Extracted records
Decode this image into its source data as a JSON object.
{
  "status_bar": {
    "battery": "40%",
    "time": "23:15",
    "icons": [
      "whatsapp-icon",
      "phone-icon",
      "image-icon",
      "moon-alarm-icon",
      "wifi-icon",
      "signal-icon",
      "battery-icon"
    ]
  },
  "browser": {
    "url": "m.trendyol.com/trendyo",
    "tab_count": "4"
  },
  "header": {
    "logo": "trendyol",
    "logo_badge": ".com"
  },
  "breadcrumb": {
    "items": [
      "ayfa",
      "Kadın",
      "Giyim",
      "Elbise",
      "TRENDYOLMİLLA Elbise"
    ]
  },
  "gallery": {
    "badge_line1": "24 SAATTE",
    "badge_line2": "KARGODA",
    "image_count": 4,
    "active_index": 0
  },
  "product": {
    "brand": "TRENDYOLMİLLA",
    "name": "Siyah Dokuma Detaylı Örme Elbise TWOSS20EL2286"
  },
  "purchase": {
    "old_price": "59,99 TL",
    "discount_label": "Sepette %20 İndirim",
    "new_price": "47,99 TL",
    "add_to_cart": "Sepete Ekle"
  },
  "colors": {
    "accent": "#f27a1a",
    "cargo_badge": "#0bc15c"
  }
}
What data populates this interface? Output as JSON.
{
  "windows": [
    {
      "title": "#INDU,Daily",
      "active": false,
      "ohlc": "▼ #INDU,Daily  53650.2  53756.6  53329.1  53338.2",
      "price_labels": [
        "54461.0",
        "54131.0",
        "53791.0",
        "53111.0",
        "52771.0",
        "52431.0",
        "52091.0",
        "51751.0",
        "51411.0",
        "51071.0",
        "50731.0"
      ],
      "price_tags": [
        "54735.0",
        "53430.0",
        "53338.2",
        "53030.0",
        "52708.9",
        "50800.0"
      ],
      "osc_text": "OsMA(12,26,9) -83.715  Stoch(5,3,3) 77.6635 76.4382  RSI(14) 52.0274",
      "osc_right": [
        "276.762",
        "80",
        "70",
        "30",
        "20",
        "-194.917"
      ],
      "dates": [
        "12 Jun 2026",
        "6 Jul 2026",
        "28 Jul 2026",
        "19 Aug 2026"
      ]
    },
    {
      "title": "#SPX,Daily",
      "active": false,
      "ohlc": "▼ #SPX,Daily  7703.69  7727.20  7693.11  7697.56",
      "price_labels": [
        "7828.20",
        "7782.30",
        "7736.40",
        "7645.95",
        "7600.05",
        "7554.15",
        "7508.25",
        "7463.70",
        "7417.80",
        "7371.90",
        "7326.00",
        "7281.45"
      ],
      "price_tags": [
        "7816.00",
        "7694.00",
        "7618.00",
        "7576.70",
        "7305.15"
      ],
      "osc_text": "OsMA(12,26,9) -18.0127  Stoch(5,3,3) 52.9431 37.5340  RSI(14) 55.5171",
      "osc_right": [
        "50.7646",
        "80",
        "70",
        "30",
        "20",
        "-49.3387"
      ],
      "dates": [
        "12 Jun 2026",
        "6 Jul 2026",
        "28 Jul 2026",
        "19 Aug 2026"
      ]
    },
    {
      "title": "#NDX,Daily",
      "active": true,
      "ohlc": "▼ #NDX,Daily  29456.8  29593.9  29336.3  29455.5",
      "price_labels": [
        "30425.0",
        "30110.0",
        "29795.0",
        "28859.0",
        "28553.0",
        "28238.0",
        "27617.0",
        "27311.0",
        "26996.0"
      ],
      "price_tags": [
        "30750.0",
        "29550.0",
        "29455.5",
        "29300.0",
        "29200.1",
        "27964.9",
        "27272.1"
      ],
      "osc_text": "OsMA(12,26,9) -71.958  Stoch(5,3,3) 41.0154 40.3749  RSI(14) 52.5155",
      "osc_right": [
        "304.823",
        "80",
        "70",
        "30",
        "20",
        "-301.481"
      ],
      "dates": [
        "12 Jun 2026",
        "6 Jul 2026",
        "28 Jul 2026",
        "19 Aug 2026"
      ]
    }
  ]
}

--

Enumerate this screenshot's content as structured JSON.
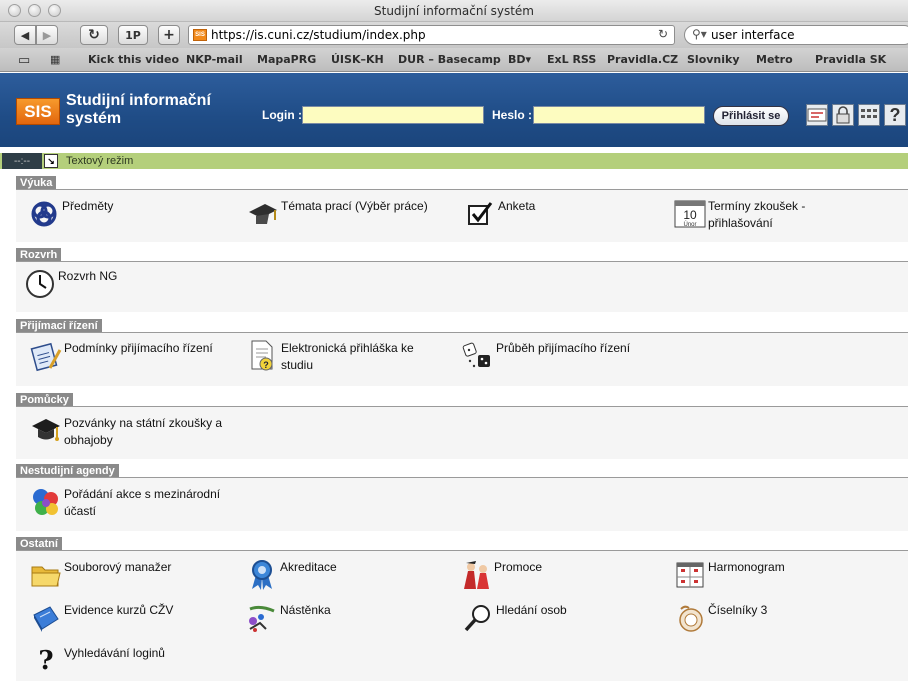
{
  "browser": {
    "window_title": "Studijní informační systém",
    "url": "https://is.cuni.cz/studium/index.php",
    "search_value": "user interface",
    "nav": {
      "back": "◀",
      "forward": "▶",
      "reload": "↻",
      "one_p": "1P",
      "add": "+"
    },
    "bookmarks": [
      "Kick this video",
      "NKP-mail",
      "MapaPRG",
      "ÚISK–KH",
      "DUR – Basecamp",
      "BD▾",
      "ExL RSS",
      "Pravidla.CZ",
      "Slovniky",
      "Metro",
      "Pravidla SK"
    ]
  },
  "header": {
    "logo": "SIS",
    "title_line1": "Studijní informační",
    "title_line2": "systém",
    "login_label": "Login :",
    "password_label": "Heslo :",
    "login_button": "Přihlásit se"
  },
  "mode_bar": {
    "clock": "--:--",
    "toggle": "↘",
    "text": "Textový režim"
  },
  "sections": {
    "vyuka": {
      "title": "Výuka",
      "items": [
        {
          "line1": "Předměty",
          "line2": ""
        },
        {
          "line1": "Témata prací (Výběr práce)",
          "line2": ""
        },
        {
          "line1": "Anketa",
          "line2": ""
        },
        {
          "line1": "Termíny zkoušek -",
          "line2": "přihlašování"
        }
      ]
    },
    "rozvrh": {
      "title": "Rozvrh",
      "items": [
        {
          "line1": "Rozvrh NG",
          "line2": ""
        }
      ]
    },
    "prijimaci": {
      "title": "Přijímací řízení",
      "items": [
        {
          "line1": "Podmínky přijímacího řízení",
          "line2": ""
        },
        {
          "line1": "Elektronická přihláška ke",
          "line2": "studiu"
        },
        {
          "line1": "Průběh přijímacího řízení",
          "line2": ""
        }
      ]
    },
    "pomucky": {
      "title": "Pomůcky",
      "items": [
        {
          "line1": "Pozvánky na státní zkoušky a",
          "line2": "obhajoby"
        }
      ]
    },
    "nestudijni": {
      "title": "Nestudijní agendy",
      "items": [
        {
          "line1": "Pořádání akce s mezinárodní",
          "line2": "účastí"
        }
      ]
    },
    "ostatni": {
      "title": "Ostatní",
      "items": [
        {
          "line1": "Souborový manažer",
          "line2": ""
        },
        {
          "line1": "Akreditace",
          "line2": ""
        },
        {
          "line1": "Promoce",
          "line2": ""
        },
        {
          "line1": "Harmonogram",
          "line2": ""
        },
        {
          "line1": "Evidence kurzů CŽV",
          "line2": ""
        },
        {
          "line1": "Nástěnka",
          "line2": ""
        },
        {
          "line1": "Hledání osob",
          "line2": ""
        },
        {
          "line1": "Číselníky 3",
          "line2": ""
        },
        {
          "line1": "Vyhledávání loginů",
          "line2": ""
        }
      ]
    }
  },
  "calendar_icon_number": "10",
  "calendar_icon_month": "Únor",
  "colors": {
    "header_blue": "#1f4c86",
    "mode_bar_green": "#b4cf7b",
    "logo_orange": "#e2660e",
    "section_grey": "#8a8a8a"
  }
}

---

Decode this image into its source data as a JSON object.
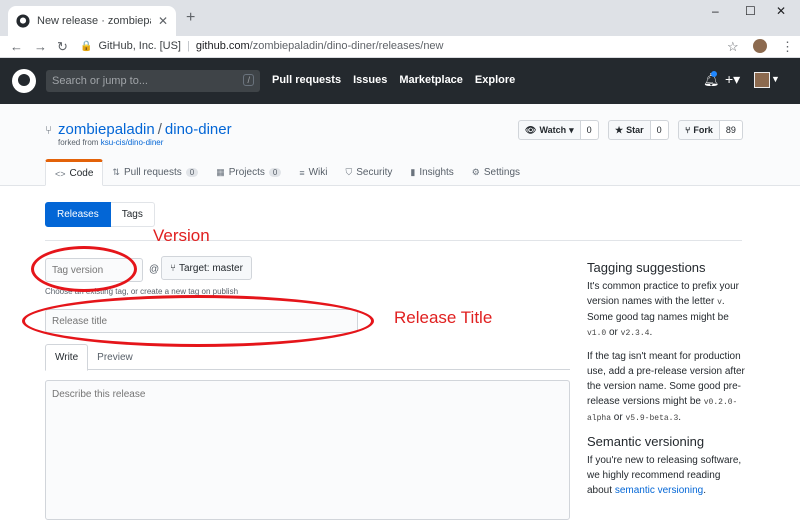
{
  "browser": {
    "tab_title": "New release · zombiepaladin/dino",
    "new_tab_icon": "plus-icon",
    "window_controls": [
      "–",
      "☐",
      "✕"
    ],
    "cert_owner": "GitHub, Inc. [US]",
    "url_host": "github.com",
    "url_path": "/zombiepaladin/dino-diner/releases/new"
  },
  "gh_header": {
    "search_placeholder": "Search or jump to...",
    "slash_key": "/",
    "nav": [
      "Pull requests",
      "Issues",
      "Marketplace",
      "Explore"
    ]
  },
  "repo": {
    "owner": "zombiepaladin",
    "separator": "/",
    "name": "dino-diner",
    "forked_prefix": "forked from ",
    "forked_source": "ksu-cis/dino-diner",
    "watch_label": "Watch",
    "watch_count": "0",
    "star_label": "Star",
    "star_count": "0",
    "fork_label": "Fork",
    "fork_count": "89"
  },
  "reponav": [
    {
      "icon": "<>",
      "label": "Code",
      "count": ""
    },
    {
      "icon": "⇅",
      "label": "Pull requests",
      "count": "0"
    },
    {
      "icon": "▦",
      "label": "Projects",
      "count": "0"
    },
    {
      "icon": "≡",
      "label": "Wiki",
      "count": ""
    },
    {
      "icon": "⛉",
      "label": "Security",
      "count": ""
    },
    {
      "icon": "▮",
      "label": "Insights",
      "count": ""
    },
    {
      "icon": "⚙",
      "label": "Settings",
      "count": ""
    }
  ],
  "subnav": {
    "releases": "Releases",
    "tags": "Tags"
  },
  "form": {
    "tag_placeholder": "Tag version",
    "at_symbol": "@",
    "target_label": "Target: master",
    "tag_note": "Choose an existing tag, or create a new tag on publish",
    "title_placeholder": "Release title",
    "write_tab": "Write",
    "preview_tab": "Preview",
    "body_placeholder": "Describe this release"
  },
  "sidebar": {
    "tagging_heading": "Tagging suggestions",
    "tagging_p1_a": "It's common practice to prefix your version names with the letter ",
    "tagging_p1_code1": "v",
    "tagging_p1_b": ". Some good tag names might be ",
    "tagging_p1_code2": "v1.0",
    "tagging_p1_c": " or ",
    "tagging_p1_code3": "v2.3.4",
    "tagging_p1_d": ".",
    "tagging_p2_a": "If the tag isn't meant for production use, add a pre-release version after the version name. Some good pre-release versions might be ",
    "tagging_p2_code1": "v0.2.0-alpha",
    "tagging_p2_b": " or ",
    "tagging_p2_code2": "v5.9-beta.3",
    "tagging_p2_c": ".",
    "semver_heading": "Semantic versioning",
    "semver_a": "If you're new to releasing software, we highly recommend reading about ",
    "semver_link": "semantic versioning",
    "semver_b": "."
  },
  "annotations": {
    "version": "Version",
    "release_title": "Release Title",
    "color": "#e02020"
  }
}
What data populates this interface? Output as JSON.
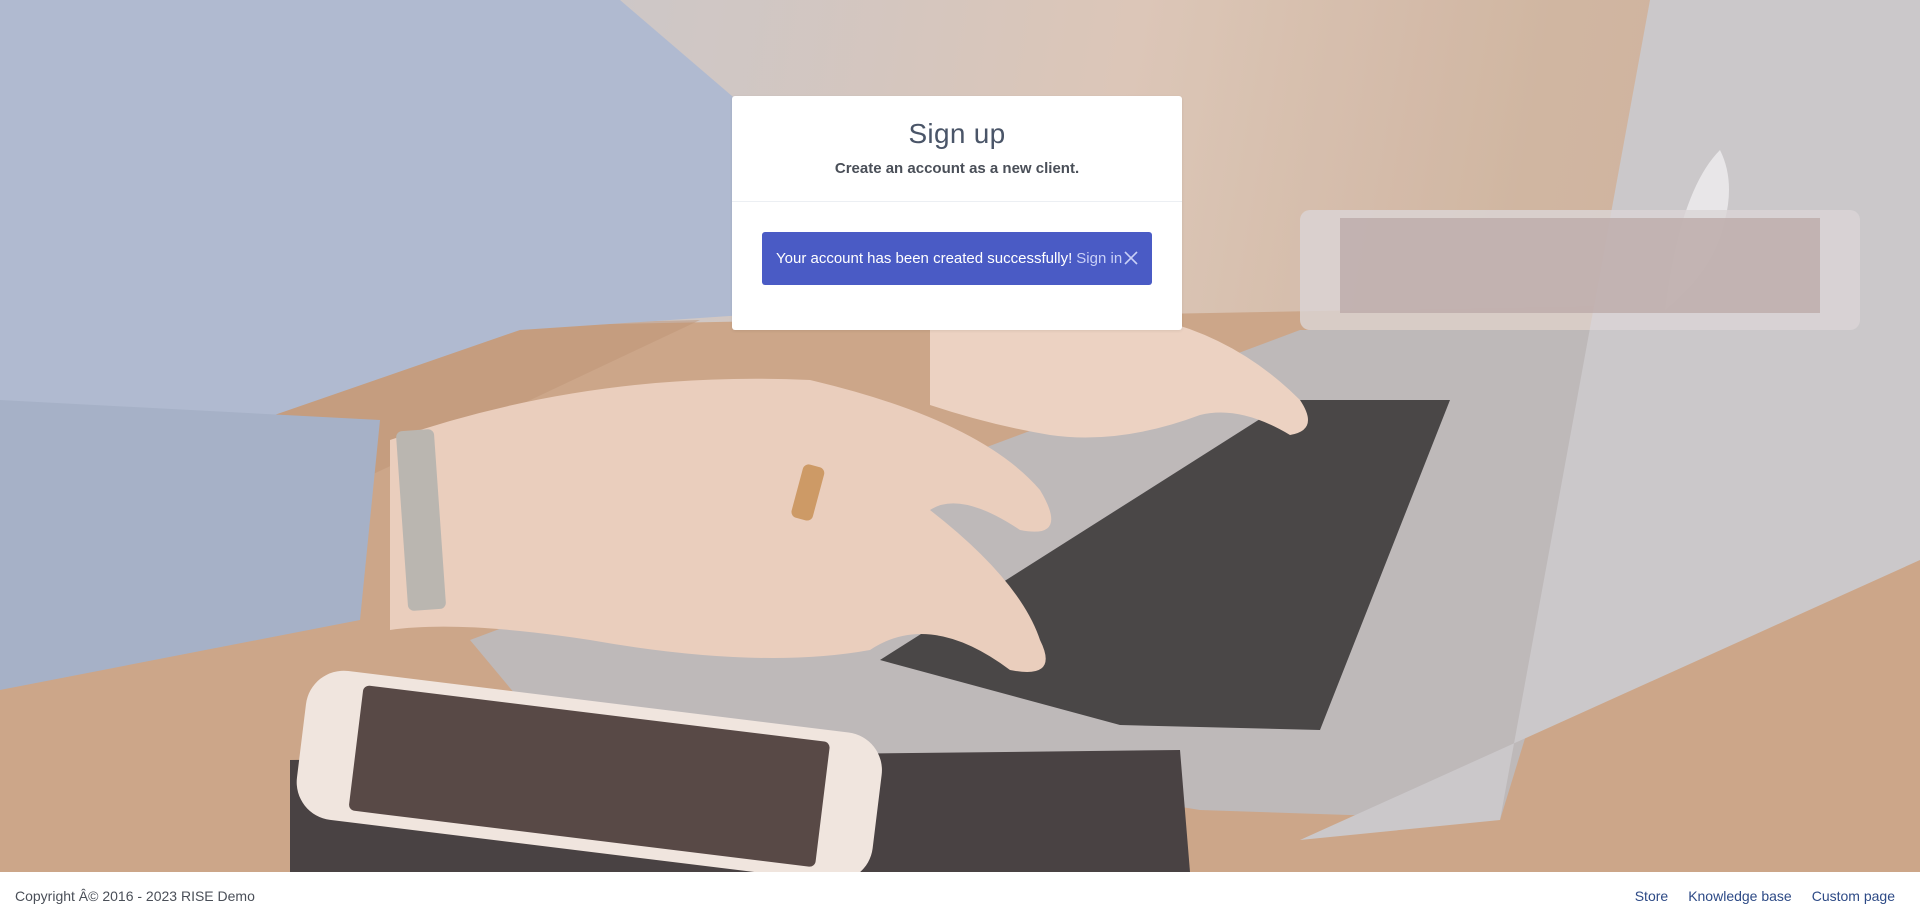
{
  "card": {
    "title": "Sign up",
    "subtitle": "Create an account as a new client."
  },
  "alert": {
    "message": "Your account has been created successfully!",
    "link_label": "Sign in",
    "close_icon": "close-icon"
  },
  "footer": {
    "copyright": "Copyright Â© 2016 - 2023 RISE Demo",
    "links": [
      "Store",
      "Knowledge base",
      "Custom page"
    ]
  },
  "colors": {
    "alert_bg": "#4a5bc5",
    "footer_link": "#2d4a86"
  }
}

TASK DETAILS » Search the records for the word "names", then list every line that has it.

OUTPUT BELOW »
    "tagging_p1_a": "It's common practice to prefix your version names with the letter ",
    "tagging_p1_b": ". Some good tag names might be ",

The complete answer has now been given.